» **What you need to do**
Copy out all the entries exactly.

[Stored items from a collection]
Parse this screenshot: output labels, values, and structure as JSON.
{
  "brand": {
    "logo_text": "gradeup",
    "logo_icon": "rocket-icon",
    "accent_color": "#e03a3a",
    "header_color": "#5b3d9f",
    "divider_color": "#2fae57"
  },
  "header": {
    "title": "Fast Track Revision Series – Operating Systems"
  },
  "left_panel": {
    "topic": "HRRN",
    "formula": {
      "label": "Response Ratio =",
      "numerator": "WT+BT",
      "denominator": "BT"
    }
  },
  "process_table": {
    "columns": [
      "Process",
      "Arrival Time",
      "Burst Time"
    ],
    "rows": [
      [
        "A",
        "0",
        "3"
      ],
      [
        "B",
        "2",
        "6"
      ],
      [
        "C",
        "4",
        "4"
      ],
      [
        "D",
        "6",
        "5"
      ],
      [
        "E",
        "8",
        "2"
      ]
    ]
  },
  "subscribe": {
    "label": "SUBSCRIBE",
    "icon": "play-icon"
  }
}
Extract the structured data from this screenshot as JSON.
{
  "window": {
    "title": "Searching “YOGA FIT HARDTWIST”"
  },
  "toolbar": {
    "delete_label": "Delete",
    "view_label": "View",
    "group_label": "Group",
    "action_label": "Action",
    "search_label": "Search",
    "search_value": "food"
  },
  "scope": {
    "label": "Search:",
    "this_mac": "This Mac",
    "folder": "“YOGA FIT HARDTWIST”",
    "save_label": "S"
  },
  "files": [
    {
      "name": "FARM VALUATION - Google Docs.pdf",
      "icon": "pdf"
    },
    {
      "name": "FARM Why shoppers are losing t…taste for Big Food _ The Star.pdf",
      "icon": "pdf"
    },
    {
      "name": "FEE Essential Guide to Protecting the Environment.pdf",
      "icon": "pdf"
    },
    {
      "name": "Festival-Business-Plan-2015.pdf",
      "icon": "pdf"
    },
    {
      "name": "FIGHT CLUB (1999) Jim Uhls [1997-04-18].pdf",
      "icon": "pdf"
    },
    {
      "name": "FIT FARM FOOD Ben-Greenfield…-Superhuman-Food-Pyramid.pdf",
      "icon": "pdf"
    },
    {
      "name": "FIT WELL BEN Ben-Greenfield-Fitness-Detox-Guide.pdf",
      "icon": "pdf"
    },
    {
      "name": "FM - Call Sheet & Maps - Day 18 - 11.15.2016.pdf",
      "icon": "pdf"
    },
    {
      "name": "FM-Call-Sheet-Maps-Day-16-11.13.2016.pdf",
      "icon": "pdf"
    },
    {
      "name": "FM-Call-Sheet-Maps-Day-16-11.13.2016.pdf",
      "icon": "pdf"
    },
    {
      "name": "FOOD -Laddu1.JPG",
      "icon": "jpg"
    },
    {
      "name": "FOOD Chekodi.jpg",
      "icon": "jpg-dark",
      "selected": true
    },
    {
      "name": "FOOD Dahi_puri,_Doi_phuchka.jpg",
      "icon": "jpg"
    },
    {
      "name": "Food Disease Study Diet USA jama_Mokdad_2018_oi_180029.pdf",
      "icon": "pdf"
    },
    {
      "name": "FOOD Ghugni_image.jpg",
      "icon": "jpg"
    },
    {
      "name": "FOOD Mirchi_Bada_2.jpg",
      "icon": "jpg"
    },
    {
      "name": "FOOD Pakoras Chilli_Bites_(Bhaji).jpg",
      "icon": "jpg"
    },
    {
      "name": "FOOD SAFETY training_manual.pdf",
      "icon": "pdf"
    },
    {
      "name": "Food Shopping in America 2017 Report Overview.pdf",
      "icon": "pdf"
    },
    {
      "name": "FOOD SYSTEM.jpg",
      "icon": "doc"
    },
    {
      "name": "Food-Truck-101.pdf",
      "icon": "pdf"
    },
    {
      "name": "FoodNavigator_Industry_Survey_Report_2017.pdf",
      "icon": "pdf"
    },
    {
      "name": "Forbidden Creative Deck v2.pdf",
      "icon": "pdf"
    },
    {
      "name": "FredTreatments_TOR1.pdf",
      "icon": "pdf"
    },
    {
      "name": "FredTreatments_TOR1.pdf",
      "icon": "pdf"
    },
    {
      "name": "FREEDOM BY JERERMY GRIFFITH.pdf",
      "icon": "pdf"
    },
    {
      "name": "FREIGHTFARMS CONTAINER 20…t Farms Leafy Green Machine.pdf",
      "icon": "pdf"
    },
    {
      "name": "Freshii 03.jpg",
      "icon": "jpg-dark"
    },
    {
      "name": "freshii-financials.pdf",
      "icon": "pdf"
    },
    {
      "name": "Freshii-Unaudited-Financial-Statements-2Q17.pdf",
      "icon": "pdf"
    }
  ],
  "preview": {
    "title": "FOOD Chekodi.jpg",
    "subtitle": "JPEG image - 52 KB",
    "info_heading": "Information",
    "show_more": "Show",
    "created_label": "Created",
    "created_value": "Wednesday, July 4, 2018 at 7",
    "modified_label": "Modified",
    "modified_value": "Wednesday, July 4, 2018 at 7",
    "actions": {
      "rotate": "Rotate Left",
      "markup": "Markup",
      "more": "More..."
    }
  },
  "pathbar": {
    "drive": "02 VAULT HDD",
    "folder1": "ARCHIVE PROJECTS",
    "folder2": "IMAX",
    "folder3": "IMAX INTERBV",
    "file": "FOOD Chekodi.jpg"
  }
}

» **Output for this exercise**
Parse this screenshot: output labels, values, and structure as JSON.
{
  "brand": {
    "logo_text": "gradeup",
    "logo_icon": "rocket-icon",
    "accent_color": "#e03a3a",
    "header_color": "#5b3d9f",
    "divider_color": "#2fae57"
  },
  "header": {
    "title": "Fast Track Revision Series – Operating Systems"
  },
  "left_panel": {
    "topic": "HRRN",
    "formula": {
      "label": "Response Ratio =",
      "numerator": "WT+BT",
      "denominator": "BT"
    }
  },
  "process_table": {
    "columns": [
      "Process",
      "Arrival Time",
      "Burst Time"
    ],
    "rows": [
      [
        "A",
        "0",
        "3"
      ],
      [
        "B",
        "2",
        "6"
      ],
      [
        "C",
        "4",
        "4"
      ],
      [
        "D",
        "6",
        "5"
      ],
      [
        "E",
        "8",
        "2"
      ]
    ]
  },
  "subscribe": {
    "label": "SUBSCRIBE",
    "icon": "play-icon"
  }
}
Extract the structured data from this screenshot as JSON.
{
  "window": {
    "title": "Searching “YOGA FIT HARDTWIST”"
  },
  "toolbar": {
    "delete_label": "Delete",
    "view_label": "View",
    "group_label": "Group",
    "action_label": "Action",
    "search_label": "Search",
    "search_value": "food"
  },
  "scope": {
    "label": "Search:",
    "this_mac": "This Mac",
    "folder": "“YOGA FIT HARDTWIST”",
    "save_label": "S"
  },
  "files": [
    {
      "name": "FARM VALUATION - Google Docs.pdf",
      "icon": "pdf"
    },
    {
      "name": "FARM Why shoppers are losing t…taste for Big Food _ The Star.pdf",
      "icon": "pdf"
    },
    {
      "name": "FEE Essential Guide to Protecting the Environment.pdf",
      "icon": "pdf"
    },
    {
      "name": "Festival-Business-Plan-2015.pdf",
      "icon": "pdf"
    },
    {
      "name": "FIGHT CLUB (1999) Jim Uhls [1997-04-18].pdf",
      "icon": "pdf"
    },
    {
      "name": "FIT FARM FOOD Ben-Greenfield…-Superhuman-Food-Pyramid.pdf",
      "icon": "pdf"
    },
    {
      "name": "FIT WELL BEN Ben-Greenfield-Fitness-Detox-Guide.pdf",
      "icon": "pdf"
    },
    {
      "name": "FM - Call Sheet & Maps - Day 18 - 11.15.2016.pdf",
      "icon": "pdf"
    },
    {
      "name": "FM-Call-Sheet-Maps-Day-16-11.13.2016.pdf",
      "icon": "pdf"
    },
    {
      "name": "FM-Call-Sheet-Maps-Day-16-11.13.2016.pdf",
      "icon": "pdf"
    },
    {
      "name": "FOOD -Laddu1.JPG",
      "icon": "jpg"
    },
    {
      "name": "FOOD Chekodi.jpg",
      "icon": "jpg-dark",
      "selected": true
    },
    {
      "name": "FOOD Dahi_puri,_Doi_phuchka.jpg",
      "icon": "jpg"
    },
    {
      "name": "Food Disease Study Diet USA jama_Mokdad_2018_oi_180029.pdf",
      "icon": "pdf"
    },
    {
      "name": "FOOD Ghugni_image.jpg",
      "icon": "jpg"
    },
    {
      "name": "FOOD Mirchi_Bada_2.jpg",
      "icon": "jpg"
    },
    {
      "name": "FOOD Pakoras Chilli_Bites_(Bhaji).jpg",
      "icon": "jpg"
    },
    {
      "name": "FOOD SAFETY training_manual.pdf",
      "icon": "pdf"
    },
    {
      "name": "Food Shopping in America 2017 Report Overview.pdf",
      "icon": "pdf"
    },
    {
      "name": "FOOD SYSTEM.jpg",
      "icon": "doc"
    },
    {
      "name": "Food-Truck-101.pdf",
      "icon": "pdf"
    },
    {
      "name": "FoodNavigator_Industry_Survey_Report_2017.pdf",
      "icon": "pdf"
    },
    {
      "name": "Forbidden Creative Deck v2.pdf",
      "icon": "pdf"
    },
    {
      "name": "FredTreatments_TOR1.pdf",
      "icon": "pdf"
    },
    {
      "name": "FredTreatments_TOR1.pdf",
      "icon": "pdf"
    },
    {
      "name": "FREEDOM BY JERERMY GRIFFITH.pdf",
      "icon": "pdf"
    },
    {
      "name": "FREIGHTFARMS CONTAINER 20…t Farms Leafy Green Machine.pdf",
      "icon": "pdf"
    },
    {
      "name": "Freshii 03.jpg",
      "icon": "jpg-dark"
    },
    {
      "name": "freshii-financials.pdf",
      "icon": "pdf"
    },
    {
      "name": "Freshii-Unaudited-Financial-Statements-2Q17.pdf",
      "icon": "pdf"
    }
  ],
  "preview": {
    "title": "FOOD Chekodi.jpg",
    "subtitle": "JPEG image - 52 KB",
    "info_heading": "Information",
    "show_more": "Show",
    "created_label": "Created",
    "created_value": "Wednesday, July 4, 2018 at 7",
    "modified_label": "Modified",
    "modified_value": "Wednesday, July 4, 2018 at 7",
    "actions": {
      "rotate": "Rotate Left",
      "markup": "Markup",
      "more": "More..."
    }
  },
  "pathbar": {
    "drive": "02 VAULT HDD",
    "folder1": "ARCHIVE PROJECTS",
    "folder2": "IMAX",
    "folder3": "IMAX INTERBV",
    "file": "FOOD Chekodi.jpg"
  }
}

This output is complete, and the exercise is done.